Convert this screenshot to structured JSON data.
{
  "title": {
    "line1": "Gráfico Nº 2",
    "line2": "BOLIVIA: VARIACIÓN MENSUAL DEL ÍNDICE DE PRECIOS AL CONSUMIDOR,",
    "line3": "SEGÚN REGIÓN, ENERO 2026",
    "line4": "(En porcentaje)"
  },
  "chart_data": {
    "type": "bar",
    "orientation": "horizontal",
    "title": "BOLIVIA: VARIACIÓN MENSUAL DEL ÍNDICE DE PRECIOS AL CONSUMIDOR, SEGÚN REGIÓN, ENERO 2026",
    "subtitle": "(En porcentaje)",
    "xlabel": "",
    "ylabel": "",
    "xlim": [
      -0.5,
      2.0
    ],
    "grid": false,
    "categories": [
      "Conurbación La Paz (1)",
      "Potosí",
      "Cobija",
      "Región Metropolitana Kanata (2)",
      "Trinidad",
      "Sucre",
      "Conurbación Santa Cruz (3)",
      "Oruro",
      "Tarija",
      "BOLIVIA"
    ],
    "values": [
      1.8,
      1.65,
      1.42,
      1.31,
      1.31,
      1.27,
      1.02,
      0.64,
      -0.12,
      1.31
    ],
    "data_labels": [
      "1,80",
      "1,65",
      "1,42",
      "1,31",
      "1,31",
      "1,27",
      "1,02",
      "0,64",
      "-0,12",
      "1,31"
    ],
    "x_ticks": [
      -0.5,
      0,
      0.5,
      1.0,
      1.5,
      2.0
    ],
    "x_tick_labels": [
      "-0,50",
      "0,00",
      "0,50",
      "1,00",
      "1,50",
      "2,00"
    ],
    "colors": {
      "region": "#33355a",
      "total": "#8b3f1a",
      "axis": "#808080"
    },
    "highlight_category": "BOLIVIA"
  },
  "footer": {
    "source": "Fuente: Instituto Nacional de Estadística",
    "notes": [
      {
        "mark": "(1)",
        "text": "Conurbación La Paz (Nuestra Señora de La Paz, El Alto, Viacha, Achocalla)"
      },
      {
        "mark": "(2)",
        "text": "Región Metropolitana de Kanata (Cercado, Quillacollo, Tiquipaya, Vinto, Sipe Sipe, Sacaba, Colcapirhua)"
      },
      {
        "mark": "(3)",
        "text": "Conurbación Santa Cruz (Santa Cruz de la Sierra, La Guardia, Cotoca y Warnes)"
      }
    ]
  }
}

==============================

__EXERCISE REQUIREMENTS__
Each line above that holds the string "MENSUAL" should be copied and shown.

__THE RESULT__
    "line2": "BOLIVIA: VARIACIÓN MENSUAL DEL ÍNDICE DE PRECIOS AL CONSUMIDOR,",
    "title": "BOLIVIA: VARIACIÓN MENSUAL DEL ÍNDICE DE PRECIOS AL CONSUMIDOR, SEGÚN REGIÓN, ENERO 2026",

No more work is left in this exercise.